*Task objective:* Write out every line below that includes the word "违反本条例的规定".

────────────────

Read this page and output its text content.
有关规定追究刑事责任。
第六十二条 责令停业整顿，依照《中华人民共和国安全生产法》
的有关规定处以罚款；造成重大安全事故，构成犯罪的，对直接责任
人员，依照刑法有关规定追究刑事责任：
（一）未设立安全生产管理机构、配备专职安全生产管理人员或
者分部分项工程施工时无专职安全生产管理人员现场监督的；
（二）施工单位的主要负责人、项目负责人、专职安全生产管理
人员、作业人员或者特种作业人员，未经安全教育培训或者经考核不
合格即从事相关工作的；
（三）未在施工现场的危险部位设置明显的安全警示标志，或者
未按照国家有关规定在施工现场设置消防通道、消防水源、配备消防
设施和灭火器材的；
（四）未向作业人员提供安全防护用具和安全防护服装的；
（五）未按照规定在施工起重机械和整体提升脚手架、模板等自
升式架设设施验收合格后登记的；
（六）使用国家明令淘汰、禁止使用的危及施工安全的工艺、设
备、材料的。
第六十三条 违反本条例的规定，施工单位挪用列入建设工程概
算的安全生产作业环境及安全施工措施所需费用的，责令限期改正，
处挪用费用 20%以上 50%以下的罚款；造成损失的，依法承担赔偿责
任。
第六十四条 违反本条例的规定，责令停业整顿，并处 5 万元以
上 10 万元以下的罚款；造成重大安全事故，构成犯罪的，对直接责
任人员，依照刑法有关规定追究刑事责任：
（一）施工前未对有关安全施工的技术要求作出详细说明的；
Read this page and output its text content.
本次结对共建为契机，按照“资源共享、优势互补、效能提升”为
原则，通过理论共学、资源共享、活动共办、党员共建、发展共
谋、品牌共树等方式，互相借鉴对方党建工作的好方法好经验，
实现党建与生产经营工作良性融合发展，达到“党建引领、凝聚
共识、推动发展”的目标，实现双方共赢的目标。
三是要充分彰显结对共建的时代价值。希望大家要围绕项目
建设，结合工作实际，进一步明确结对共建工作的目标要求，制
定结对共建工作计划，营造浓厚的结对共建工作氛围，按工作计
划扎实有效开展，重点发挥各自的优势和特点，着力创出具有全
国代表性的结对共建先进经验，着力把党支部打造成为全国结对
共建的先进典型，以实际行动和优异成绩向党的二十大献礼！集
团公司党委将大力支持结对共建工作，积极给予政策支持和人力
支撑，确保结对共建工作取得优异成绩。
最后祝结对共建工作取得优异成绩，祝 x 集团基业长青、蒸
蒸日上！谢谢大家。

────────────────

*Output of the exercise:*
第六十三条 违反本条例的规定，施工单位挪用列入建设工程概
第六十四条 违反本条例的规定，责令停业整顿，并处 5 万元以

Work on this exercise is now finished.